(Record list)
-.-.-
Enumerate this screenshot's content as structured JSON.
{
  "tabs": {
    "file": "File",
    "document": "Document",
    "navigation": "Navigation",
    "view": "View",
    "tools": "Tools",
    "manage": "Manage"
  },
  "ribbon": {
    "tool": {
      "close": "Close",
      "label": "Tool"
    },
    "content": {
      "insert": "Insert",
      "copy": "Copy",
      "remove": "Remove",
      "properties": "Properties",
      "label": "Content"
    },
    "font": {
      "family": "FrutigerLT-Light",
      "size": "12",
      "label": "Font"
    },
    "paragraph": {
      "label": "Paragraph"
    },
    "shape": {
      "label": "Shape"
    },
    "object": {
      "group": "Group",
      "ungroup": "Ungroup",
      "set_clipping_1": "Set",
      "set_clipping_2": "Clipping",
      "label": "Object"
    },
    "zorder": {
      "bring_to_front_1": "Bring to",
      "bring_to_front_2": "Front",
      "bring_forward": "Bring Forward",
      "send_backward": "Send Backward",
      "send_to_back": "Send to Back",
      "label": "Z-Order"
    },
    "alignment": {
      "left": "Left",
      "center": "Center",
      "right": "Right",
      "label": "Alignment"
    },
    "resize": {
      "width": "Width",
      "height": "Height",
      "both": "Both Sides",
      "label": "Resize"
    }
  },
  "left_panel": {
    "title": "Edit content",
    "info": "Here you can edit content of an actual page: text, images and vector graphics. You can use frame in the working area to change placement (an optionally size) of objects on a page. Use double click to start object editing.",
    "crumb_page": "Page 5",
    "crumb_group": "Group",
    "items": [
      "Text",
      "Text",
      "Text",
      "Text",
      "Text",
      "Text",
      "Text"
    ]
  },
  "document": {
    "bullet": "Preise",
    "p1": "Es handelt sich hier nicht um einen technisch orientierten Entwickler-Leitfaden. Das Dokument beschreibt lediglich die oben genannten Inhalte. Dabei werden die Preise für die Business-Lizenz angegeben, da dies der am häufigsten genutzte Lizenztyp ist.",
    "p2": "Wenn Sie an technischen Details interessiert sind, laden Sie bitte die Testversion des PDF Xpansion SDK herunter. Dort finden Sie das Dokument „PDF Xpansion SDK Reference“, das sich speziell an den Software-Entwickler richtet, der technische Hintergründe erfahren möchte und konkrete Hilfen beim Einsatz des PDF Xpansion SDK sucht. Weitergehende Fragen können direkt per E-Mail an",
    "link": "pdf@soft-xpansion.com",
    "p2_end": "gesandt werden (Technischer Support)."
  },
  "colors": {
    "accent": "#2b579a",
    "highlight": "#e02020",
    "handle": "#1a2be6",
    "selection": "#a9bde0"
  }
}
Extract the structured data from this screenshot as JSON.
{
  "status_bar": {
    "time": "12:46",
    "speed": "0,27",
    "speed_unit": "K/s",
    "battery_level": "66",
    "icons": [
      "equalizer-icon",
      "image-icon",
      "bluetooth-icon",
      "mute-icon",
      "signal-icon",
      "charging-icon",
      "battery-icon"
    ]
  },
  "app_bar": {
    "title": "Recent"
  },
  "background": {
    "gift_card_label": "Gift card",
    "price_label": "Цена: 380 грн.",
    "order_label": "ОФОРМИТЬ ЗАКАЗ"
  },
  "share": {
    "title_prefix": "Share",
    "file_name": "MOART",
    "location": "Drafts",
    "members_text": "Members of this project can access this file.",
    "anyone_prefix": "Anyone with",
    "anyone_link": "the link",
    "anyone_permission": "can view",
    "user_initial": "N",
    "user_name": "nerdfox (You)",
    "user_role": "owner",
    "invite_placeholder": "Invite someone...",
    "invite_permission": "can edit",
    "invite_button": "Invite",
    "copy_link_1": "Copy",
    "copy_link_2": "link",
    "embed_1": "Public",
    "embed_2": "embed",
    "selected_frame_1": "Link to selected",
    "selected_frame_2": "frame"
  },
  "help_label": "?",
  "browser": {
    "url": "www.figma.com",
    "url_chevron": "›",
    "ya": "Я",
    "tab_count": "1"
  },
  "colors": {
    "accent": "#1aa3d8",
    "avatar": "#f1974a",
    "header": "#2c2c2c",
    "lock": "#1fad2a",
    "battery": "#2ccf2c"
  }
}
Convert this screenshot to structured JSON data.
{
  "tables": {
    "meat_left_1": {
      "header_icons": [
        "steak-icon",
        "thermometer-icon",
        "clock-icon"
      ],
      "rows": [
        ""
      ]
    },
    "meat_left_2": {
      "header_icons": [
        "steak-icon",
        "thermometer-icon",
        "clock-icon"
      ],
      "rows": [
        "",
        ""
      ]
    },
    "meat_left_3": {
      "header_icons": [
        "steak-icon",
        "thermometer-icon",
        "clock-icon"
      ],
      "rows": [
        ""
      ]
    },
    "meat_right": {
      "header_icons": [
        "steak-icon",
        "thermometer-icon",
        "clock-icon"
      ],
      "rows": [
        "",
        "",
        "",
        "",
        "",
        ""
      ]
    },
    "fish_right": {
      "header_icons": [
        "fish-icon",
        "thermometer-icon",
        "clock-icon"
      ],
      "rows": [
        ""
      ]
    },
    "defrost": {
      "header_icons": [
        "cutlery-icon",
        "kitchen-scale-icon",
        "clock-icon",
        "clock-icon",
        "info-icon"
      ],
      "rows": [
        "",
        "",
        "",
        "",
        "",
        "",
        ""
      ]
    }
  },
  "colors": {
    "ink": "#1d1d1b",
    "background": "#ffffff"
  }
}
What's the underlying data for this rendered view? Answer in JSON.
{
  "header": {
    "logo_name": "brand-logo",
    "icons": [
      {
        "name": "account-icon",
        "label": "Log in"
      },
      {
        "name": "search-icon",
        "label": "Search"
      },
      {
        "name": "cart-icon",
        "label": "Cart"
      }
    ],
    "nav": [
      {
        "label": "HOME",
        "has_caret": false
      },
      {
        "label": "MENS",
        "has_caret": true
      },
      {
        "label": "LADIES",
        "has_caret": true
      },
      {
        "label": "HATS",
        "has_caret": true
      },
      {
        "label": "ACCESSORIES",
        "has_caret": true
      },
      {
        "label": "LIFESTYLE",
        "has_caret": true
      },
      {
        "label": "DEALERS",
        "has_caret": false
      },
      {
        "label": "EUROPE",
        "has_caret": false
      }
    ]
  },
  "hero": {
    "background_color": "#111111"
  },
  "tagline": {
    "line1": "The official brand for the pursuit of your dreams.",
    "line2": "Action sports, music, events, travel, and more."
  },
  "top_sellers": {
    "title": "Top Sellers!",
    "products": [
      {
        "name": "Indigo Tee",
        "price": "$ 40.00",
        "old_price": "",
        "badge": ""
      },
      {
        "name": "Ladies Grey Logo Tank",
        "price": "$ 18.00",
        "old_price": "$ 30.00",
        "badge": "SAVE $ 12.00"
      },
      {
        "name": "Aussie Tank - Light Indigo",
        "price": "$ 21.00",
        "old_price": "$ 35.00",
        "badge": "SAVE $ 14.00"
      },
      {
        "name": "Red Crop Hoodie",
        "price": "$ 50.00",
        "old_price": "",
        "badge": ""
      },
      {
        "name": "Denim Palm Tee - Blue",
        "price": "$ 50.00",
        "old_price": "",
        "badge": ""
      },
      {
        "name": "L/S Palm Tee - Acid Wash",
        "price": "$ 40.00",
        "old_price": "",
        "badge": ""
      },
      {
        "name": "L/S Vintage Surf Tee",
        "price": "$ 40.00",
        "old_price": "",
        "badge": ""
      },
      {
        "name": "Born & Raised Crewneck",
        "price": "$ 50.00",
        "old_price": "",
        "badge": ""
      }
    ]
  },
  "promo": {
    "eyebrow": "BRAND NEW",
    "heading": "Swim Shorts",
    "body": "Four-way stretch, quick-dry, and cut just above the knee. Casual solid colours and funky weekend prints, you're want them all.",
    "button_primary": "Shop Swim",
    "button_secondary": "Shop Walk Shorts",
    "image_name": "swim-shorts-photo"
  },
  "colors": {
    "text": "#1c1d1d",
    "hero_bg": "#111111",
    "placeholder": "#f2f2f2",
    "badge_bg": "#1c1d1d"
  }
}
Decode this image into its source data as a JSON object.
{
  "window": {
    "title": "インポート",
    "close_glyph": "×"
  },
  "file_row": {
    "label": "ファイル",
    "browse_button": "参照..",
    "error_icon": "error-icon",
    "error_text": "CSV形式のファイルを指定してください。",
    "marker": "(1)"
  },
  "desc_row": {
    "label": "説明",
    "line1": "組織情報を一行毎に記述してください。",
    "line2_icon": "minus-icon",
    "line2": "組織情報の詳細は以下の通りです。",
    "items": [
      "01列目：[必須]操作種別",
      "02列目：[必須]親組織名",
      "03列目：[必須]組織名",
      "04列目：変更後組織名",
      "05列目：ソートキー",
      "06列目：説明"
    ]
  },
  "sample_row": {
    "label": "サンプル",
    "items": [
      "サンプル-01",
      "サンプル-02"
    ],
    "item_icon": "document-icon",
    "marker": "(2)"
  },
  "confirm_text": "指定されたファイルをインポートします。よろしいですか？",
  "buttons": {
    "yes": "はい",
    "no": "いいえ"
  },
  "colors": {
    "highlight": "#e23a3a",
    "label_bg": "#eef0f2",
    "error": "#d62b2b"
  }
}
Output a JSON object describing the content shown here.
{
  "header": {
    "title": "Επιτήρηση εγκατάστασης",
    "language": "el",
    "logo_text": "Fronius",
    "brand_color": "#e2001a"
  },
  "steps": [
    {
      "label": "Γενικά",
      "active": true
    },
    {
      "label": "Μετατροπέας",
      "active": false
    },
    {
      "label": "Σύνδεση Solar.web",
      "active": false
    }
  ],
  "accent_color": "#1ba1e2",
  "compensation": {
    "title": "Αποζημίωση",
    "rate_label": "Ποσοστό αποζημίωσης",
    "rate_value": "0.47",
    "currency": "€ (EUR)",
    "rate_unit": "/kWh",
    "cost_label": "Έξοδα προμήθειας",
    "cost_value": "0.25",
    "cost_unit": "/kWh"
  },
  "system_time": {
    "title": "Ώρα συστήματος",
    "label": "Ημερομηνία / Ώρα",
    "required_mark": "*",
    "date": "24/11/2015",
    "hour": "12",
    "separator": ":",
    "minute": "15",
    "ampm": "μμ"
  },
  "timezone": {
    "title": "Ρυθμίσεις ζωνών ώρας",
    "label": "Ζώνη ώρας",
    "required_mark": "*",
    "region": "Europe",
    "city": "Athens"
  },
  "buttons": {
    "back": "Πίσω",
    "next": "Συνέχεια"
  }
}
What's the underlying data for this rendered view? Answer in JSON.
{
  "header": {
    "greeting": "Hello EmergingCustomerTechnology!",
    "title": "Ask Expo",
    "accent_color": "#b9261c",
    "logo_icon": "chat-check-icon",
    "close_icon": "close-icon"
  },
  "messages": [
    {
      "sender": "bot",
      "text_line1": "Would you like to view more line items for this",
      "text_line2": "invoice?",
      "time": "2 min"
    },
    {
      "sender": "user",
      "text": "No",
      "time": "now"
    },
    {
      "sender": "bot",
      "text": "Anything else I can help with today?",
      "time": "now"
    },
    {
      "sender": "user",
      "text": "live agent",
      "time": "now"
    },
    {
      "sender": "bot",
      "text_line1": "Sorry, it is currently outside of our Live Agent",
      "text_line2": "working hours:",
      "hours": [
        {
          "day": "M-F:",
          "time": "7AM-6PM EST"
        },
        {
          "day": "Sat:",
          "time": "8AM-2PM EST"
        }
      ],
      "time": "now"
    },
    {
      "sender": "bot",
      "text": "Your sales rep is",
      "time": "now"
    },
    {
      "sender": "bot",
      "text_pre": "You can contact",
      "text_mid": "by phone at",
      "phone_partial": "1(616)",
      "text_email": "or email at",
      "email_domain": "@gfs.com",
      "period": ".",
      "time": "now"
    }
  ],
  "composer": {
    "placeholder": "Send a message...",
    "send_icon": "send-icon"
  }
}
-.-.-
Look over the records above and copy each line that includes the string "data".

Extract the structured data from this screenshot as JSON.
Convert this screenshot to structured JSON data.
What's the underlying data for this rendered view? Answer in JSON.
Decode this image into its source data as a JSON object.
What's the underlying data for this rendered view? Answer in JSON.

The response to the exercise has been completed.